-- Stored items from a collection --
□ □ □

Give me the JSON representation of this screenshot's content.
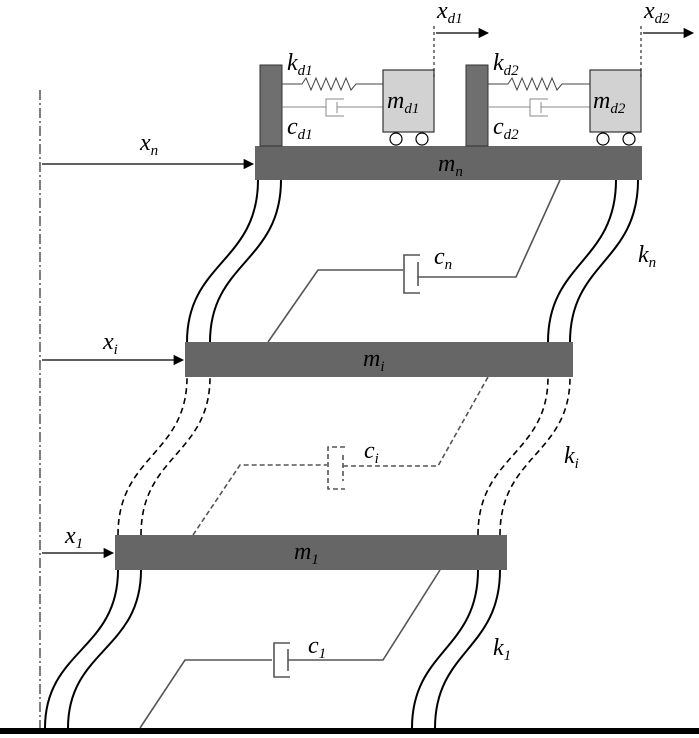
{
  "colors": {
    "floor": "#666666",
    "ground": "#000000",
    "column": "#000000",
    "damper": "#555555",
    "tmd_mass": "#d2d2d2",
    "tmd_wall": "#6f6f6f"
  },
  "labels": {
    "xn": {
      "main": "x",
      "sub": "n"
    },
    "xi": {
      "main": "x",
      "sub": "i"
    },
    "x1": {
      "main": "x",
      "sub": "1"
    },
    "mn": {
      "main": "m",
      "sub": "n"
    },
    "mi": {
      "main": "m",
      "sub": "i"
    },
    "m1": {
      "main": "m",
      "sub": "1"
    },
    "cn": {
      "main": "c",
      "sub": "n"
    },
    "ci": {
      "main": "c",
      "sub": "i"
    },
    "c1": {
      "main": "c",
      "sub": "1"
    },
    "kn": {
      "main": "k",
      "sub": "n"
    },
    "ki": {
      "main": "k",
      "sub": "i"
    },
    "k1": {
      "main": "k",
      "sub": "1"
    },
    "kd1": {
      "main": "k",
      "sub": "d1"
    },
    "cd1": {
      "main": "c",
      "sub": "d1"
    },
    "md1": {
      "main": "m",
      "sub": "d1"
    },
    "xd1": {
      "main": "x",
      "sub": "d1"
    },
    "kd2": {
      "main": "k",
      "sub": "d2"
    },
    "cd2": {
      "main": "c",
      "sub": "d2"
    },
    "md2": {
      "main": "m",
      "sub": "d2"
    },
    "xd2": {
      "main": "x",
      "sub": "d2"
    }
  }
}
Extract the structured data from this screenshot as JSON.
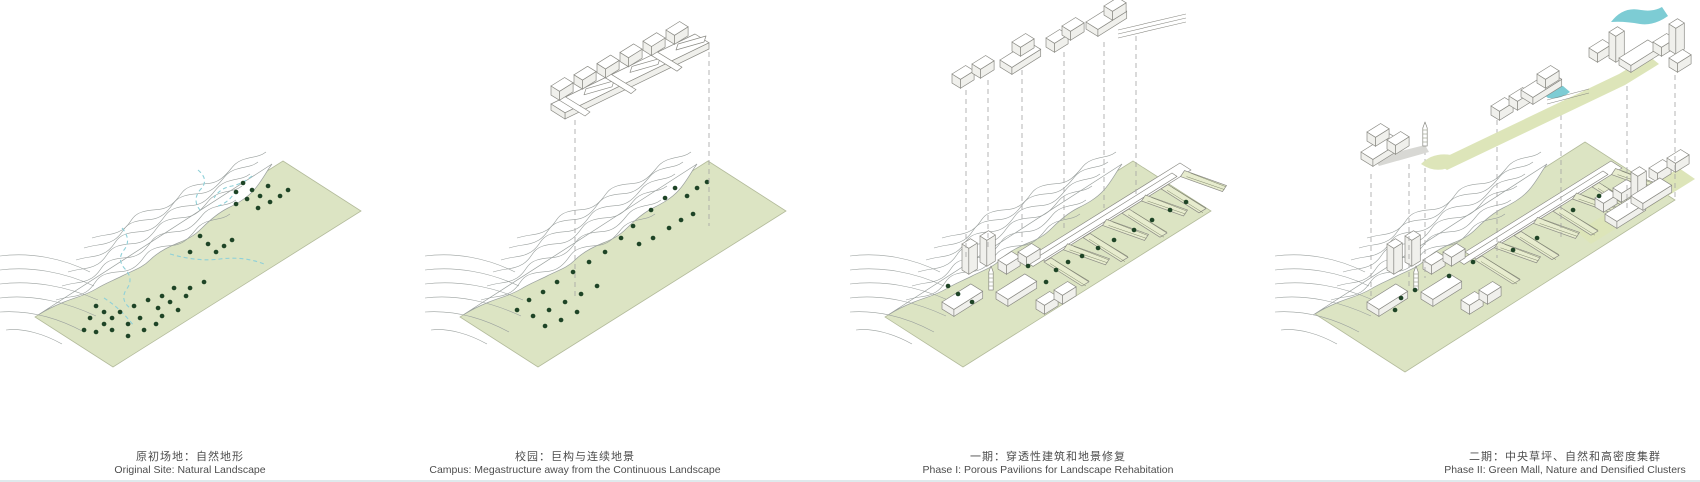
{
  "panels": [
    {
      "id": "original-site",
      "caption_zh": "原初场地：自然地形",
      "caption_en": "Original Site: Natural Landscape"
    },
    {
      "id": "campus-megastructure",
      "caption_zh": "校园：巨构与连续地景",
      "caption_en": "Campus: Megastructure away from the Continuous Landscape"
    },
    {
      "id": "phase-1",
      "caption_zh": "一期：穿透性建筑和地景修复",
      "caption_en": "Phase I: Porous Pavilions for Landscape Rehabitation"
    },
    {
      "id": "phase-2",
      "caption_zh": "二期：中央草坪、自然和高密度集群",
      "caption_en": "Phase II: Green Mall, Nature and Densified Clusters"
    }
  ],
  "colors": {
    "site_green": "#dce4c3",
    "tree_green": "#1e4426",
    "contour_grey": "#9aa09e",
    "stream_teal": "#8fd0d8",
    "water_cyan": "#7dccd4",
    "building_line": "#8b8b85",
    "dash_grey": "#a4a4a4",
    "hatch_olive": "#7f866b",
    "mall_green": "#dde5b9",
    "ribbon_grey": "#d8d8d4",
    "caption_text": "#4d4d4d",
    "bottom_rule": "#dfe9ec"
  }
}
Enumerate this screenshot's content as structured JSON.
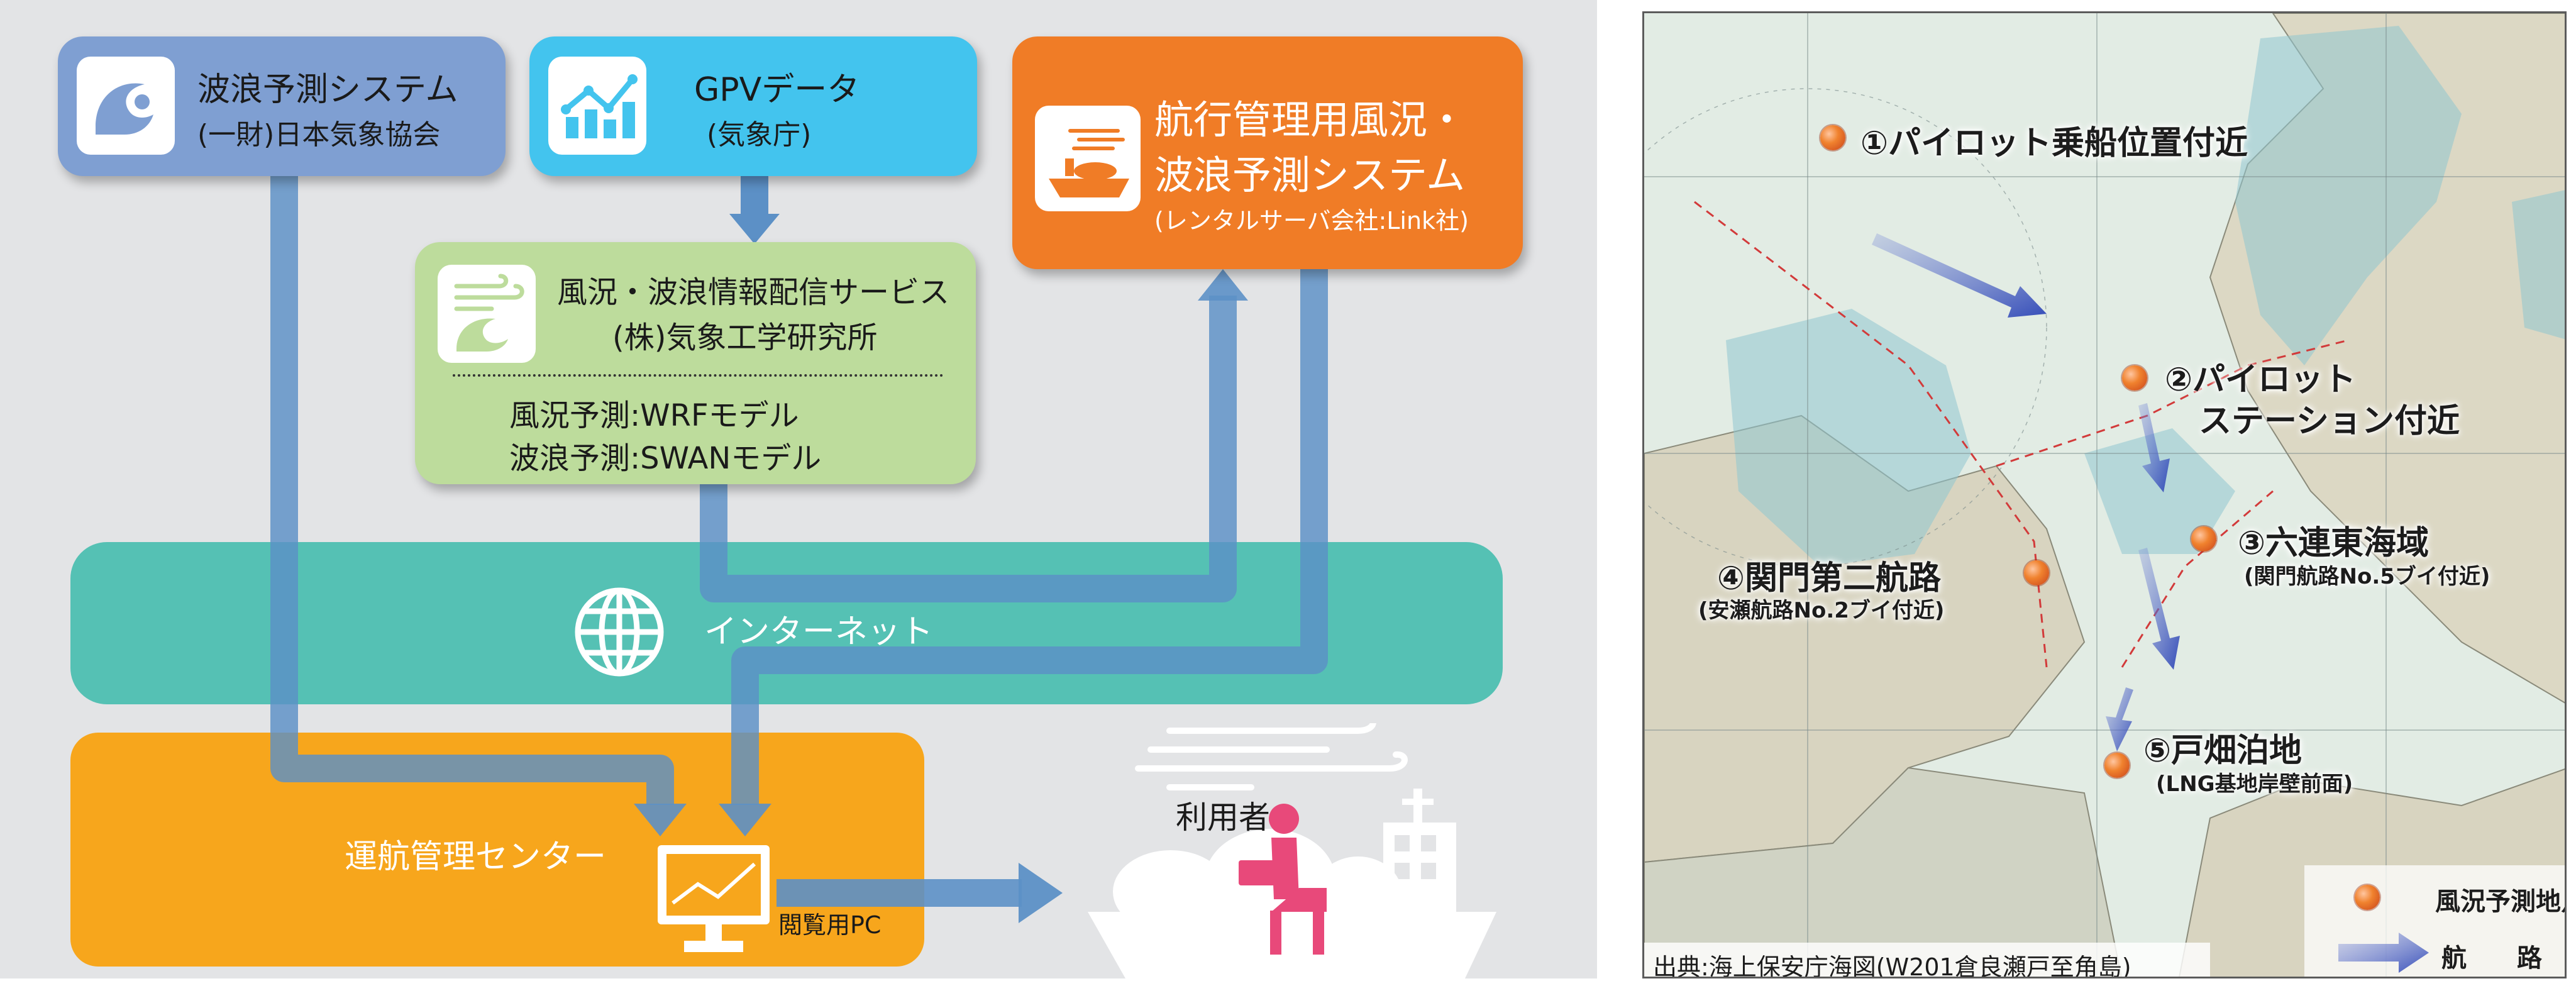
{
  "diagram": {
    "wave_system": {
      "title": "波浪予測システム",
      "org": "(一財)日本気象協会"
    },
    "gpv": {
      "title": "GPVデータ",
      "org": "(気象庁)"
    },
    "nav_system": {
      "title_line1": "航行管理用風況・",
      "title_line2": "波浪予測システム",
      "org": "(レンタルサーバ会社:Link社)"
    },
    "service": {
      "title": "風況・波浪情報配信サービス",
      "org": "(株)気象工学研究所",
      "model_wind": "風況予測:WRFモデル",
      "model_wave": "波浪予測:SWANモデル"
    },
    "internet": {
      "label": "インターネット"
    },
    "center": {
      "label": "運航管理センター",
      "pc_label": "閲覧用PC"
    },
    "user": {
      "label": "利用者"
    },
    "colors": {
      "wave_box": "#7f9fd2",
      "gpv_box": "#43c4ee",
      "nav_box": "#f07c26",
      "service_box": "#bddc9c",
      "internet_band": "#55c1b4",
      "center_box": "#f7a61c",
      "arrow": "#5c90c6",
      "user_pink": "#e8497a"
    }
  },
  "map": {
    "points": [
      {
        "num": "①",
        "label": "パイロット乗船位置付近"
      },
      {
        "num": "②",
        "label_line1": "パイロット",
        "label_line2": "ステーション付近"
      },
      {
        "num": "③",
        "label": "六連東海域",
        "sub": "(関門航路No.5ブイ付近)"
      },
      {
        "num": "④",
        "label": "関門第二航路",
        "sub": "(安瀬航路No.2ブイ付近)"
      },
      {
        "num": "⑤",
        "label": "戸畑泊地",
        "sub": "(LNG基地岸壁前面)"
      }
    ],
    "legend": {
      "point_label": "風況予測地点",
      "route_label": "航　　路"
    },
    "source": "出典:海上保安庁海図(W201倉良瀬戸至角島)"
  }
}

□ □ □

-- Set task --
Look through the data and gather every line with the string "content" in it.

-- Answer below --
Give me the JSON representation of this screenshot's content.
Enumerate this screenshot's content as structured JSON.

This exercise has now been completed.